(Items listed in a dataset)

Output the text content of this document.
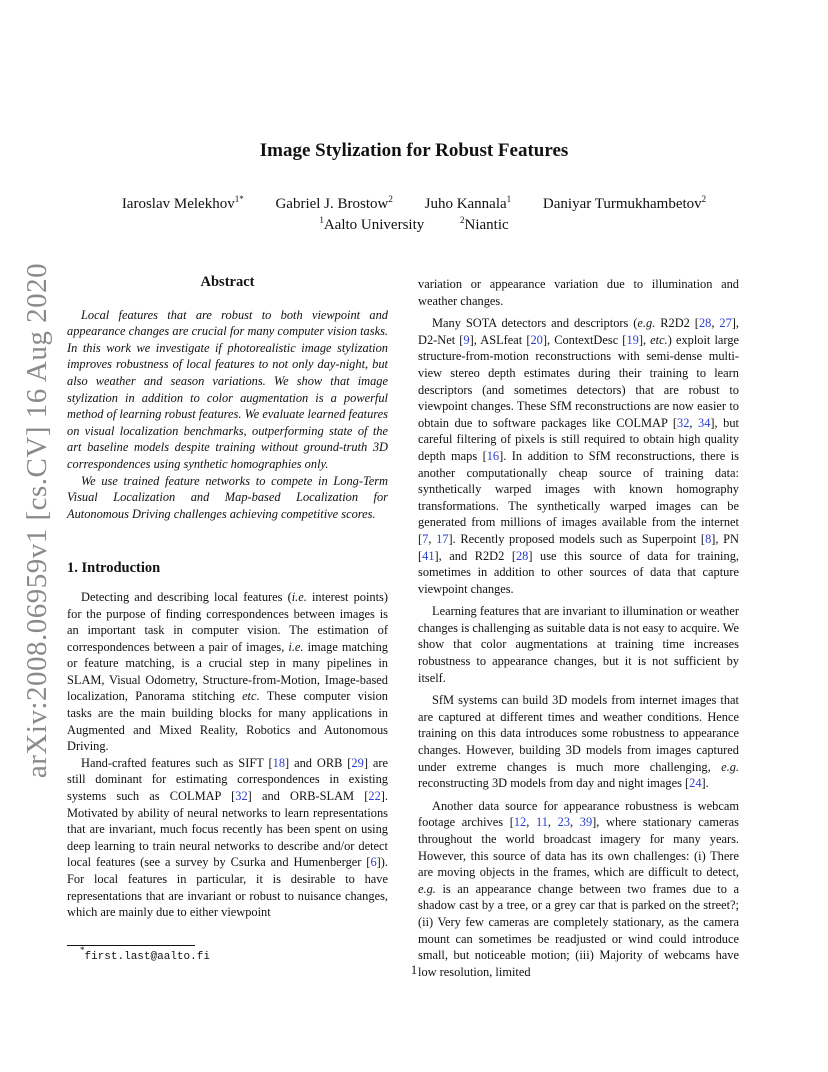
arXiv:2008.06959v1 [cs.CV] 16 Aug 2020
Image Stylization for Robust Features
Iaroslav Melekhov$^{1*}$ Gabriel J. Brostow$^2$ Juho Kannala$^1$ Daniyar Turmukhambetov$^2$
$^1$Aalto University	$^2$Niantic
Abstract

Local features that are robust to both viewpoint and appearance changes are crucial for many computer vision tasks. In this work we investigate if photorealistic image stylization improves robustness of local features to not only day-night, but also weather and season variations. We show that image stylization in addition to color augmentation is a powerful method of learning robust features. We evaluate learned features on visual localization benchmarks, outperforming state of the art baseline models despite training without ground-truth 3D correspondences using synthetic homographies only.

We use trained feature networks to compete in Long-Term Visual Localization and Map-based Localization for Autonomous Driving challenges achieving competitive scores.

1. Introduction

Detecting and describing local features (i.e. interest points) for the purpose of finding correspondences between images is an important task in computer vision. The estimation of correspondences between a pair of images, i.e. image matching or feature matching, is a crucial step in many pipelines in SLAM, Visual Odometry, Structure-from-Motion, Image-based localization, Panorama stitching etc. These computer vision tasks are the main building blocks for many applications in Augmented and Mixed Reality, Robotics and Autonomous Driving.

Hand-crafted features such as SIFT [18] and ORB [29] are still dominant for estimating correspondences in existing systems such as COLMAP [32] and ORB-SLAM [22]. Motivated by ability of neural networks to learn representations that are invariant, much focus recently has been spent on using deep learning to train neural networks to describe and/or detect local features (see a survey by Csurka and Humenberger [6]). For local features in particular, it is desirable to have representations that are invariant or robust to nuisance changes, which are mainly due to either viewpoint

variation or appearance variation due to illumination and weather changes.

Many SOTA detectors and descriptors (e.g. R2D2 [28, 27], D2-Net [9], ASLfeat [20], ContextDesc [19], etc.) exploit large structure-from-motion reconstructions with semi-dense multi-view stereo depth estimates during their training to learn descriptors (and sometimes detectors) that are robust to viewpoint changes. These SfM reconstructions are now easier to obtain due to software packages like COLMAP [32, 34], but careful filtering of pixels is still required to obtain high quality depth maps [16]. In addition to SfM reconstructions, there is another computationally cheap source of training data: synthetically warped images with known homography transformations. The synthetically warped images can be generated from millions of images available from the internet [7, 17]. Recently proposed models such as Superpoint [8], PN [41], and R2D2 [28] use this source of data for training, sometimes in addition to other sources of data that capture viewpoint changes.

Learning features that are invariant to illumination or weather changes is challenging as suitable data is not easy to acquire. We show that color augmentations at training time increases robustness to appearance changes, but it is not sufficient by itself.

SfM systems can build 3D models from internet images that are captured at different times and weather conditions. Hence training on this data introduces some robustness to appearance changes. However, building 3D models from images captured under extreme changes is much more challenging, e.g. reconstructing 3D models from day and night images [24].

Another data source for appearance robustness is webcam footage archives [12, 11, 23, 39], where stationary cameras throughout the world broadcast imagery for many years. However, this source of data has its own challenges: (i) There are moving objects in the frames, which are difficult to detect, e.g. is an appearance change between two frames due to a shadow cast by a tree, or a grey car that is parked on the street?; (ii) Very few cameras are completely stationary, as the camera mount can sometimes be readjusted or wind could introduce small, but noticeable motion; (iii) Majority of webcams have low resolution, limited

*first.last@aalto.fi
1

◆ THE REQUEST
Go through the listing above and quote it exactly, apart from its images.

◆ RESPONSE
Output the text content of this document.
arXiv:2008.06959v1 [cs.CV] 16 Aug 2020
Image Stylization for Robust Features
Iaroslav Melekhov$^{1*}$ Gabriel J. Brostow$^2$ Juho Kannala$^1$ Daniyar Turmukhambetov$^2$
$^1$Aalto University	$^2$Niantic
Abstract

Local features that are robust to both viewpoint and appearance changes are crucial for many computer vision tasks. In this work we investigate if photorealistic image stylization improves robustness of local features to not only day-night, but also weather and season variations. We show that image stylization in addition to color augmentation is a powerful method of learning robust features. We evaluate learned features on visual localization benchmarks, outperforming state of the art baseline models despite training without ground-truth 3D correspondences using synthetic homographies only.

We use trained feature networks to compete in Long-Term Visual Localization and Map-based Localization for Autonomous Driving challenges achieving competitive scores.

1. Introduction

Detecting and describing local features (i.e. interest points) for the purpose of finding correspondences between images is an important task in computer vision. The estimation of correspondences between a pair of images, i.e. image matching or feature matching, is a crucial step in many pipelines in SLAM, Visual Odometry, Structure-from-Motion, Image-based localization, Panorama stitching etc. These computer vision tasks are the main building blocks for many applications in Augmented and Mixed Reality, Robotics and Autonomous Driving.

Hand-crafted features such as SIFT [18] and ORB [29] are still dominant for estimating correspondences in existing systems such as COLMAP [32] and ORB-SLAM [22]. Motivated by ability of neural networks to learn representations that are invariant, much focus recently has been spent on using deep learning to train neural networks to describe and/or detect local features (see a survey by Csurka and Humenberger [6]). For local features in particular, it is desirable to have representations that are invariant or robust to nuisance changes, which are mainly due to either viewpoint

variation or appearance variation due to illumination and weather changes.

Many SOTA detectors and descriptors (e.g. R2D2 [28, 27], D2-Net [9], ASLfeat [20], ContextDesc [19], etc.) exploit large structure-from-motion reconstructions with semi-dense multi-view stereo depth estimates during their training to learn descriptors (and sometimes detectors) that are robust to viewpoint changes. These SfM reconstructions are now easier to obtain due to software packages like COLMAP [32, 34], but careful filtering of pixels is still required to obtain high quality depth maps [16]. In addition to SfM reconstructions, there is another computationally cheap source of training data: synthetically warped images with known homography transformations. The synthetically warped images can be generated from millions of images available from the internet [7, 17]. Recently proposed models such as Superpoint [8], PN [41], and R2D2 [28] use this source of data for training, sometimes in addition to other sources of data that capture viewpoint changes.

Learning features that are invariant to illumination or weather changes is challenging as suitable data is not easy to acquire. We show that color augmentations at training time increases robustness to appearance changes, but it is not sufficient by itself.

SfM systems can build 3D models from internet images that are captured at different times and weather conditions. Hence training on this data introduces some robustness to appearance changes. However, building 3D models from images captured under extreme changes is much more challenging, e.g. reconstructing 3D models from day and night images [24].

Another data source for appearance robustness is webcam footage archives [12, 11, 23, 39], where stationary cameras throughout the world broadcast imagery for many years. However, this source of data has its own challenges: (i) There are moving objects in the frames, which are difficult to detect, e.g. is an appearance change between two frames due to a shadow cast by a tree, or a grey car that is parked on the street?; (ii) Very few cameras are completely stationary, as the camera mount can sometimes be readjusted or wind could introduce small, but noticeable motion; (iii) Majority of webcams have low resolution, limited

*first.last@aalto.fi
1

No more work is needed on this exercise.